Collect the lines of the entries where "origin" shows up.
------ Provided entries
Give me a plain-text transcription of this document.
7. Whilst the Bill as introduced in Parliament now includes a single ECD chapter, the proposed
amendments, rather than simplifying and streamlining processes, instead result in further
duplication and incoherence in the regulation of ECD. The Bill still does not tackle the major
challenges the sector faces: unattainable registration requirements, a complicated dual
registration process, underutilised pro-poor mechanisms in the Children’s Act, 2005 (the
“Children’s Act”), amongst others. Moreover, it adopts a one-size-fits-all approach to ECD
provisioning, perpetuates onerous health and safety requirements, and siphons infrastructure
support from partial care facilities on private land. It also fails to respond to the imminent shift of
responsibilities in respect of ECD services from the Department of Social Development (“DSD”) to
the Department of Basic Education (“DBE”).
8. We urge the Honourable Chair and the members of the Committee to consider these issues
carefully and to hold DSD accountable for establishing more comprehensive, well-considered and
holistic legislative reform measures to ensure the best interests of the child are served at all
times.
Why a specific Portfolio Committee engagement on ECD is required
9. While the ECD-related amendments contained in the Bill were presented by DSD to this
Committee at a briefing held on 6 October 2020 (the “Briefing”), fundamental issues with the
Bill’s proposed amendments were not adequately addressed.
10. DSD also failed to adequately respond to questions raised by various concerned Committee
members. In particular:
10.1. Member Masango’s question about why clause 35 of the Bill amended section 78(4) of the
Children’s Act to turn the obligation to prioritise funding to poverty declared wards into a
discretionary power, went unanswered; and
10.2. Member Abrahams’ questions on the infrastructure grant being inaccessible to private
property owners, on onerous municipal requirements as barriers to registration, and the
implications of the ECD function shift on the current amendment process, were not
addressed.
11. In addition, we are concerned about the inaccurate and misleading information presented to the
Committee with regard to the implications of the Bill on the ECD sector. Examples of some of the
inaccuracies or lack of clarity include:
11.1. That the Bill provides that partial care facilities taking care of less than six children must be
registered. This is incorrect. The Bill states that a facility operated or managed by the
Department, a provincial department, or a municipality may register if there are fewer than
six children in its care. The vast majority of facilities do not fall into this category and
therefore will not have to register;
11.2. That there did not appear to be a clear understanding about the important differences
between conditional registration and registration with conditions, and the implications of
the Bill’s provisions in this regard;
------------
------ Provided entries
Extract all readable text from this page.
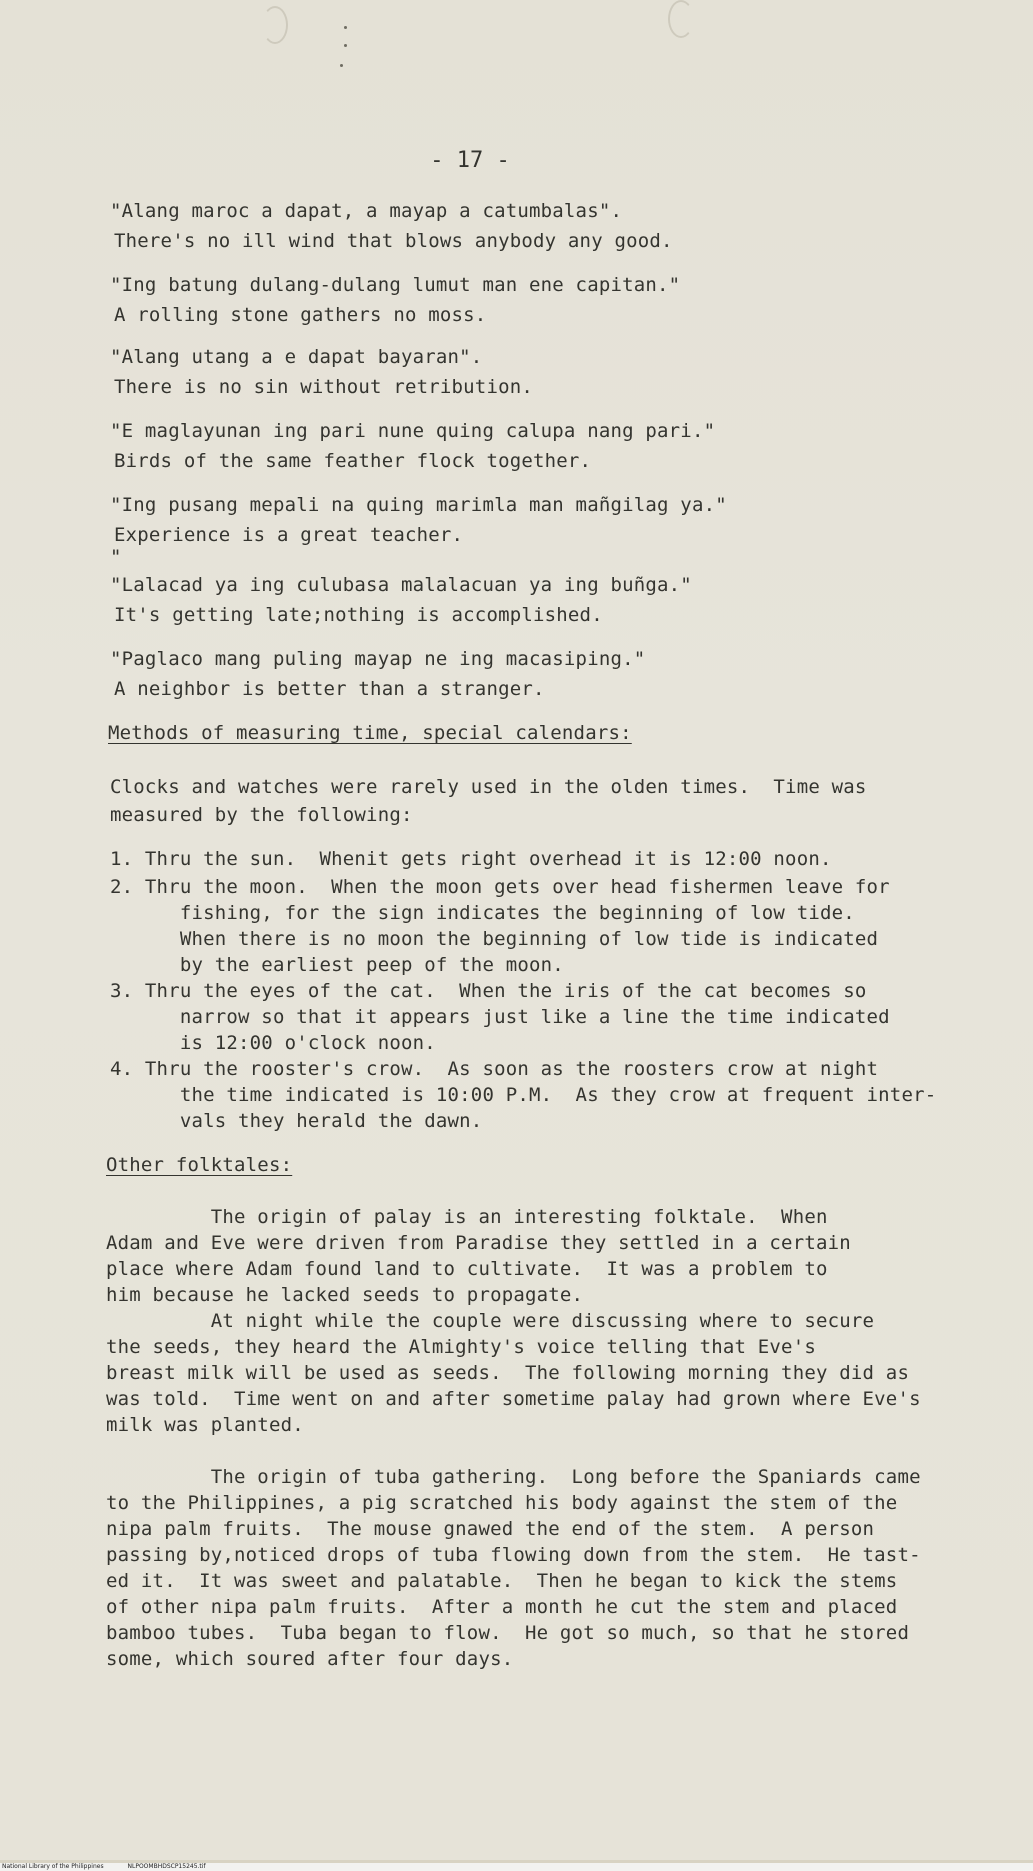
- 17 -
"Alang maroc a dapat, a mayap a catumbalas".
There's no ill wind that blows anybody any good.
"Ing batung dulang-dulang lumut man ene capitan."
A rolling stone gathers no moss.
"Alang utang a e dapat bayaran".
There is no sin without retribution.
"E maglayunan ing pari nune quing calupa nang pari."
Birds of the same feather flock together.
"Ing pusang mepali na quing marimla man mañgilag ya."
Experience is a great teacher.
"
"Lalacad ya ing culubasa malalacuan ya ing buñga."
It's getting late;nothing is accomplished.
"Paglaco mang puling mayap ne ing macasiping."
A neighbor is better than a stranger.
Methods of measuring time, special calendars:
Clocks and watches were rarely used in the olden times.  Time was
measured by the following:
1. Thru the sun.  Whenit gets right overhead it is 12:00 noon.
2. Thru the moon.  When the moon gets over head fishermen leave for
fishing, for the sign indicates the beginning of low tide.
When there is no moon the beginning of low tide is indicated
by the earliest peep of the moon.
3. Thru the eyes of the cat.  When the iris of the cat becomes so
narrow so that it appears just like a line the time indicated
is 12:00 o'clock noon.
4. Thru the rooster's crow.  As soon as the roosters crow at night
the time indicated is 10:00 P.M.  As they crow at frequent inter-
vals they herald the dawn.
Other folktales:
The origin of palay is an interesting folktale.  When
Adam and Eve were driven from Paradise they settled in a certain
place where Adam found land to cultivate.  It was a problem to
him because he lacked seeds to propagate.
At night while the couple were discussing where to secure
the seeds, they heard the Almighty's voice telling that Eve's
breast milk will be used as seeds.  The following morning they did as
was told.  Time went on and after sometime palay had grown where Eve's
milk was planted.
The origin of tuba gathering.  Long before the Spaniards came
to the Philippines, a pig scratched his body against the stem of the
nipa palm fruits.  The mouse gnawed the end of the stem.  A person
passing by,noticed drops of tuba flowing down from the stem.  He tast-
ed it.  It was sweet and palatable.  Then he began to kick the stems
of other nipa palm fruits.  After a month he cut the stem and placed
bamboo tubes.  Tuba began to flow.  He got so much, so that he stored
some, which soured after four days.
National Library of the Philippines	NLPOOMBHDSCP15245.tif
------------
**Reply to the task:**
The origin of palay is an interesting folktale.  When
The origin of tuba gathering.  Long before the Spaniards came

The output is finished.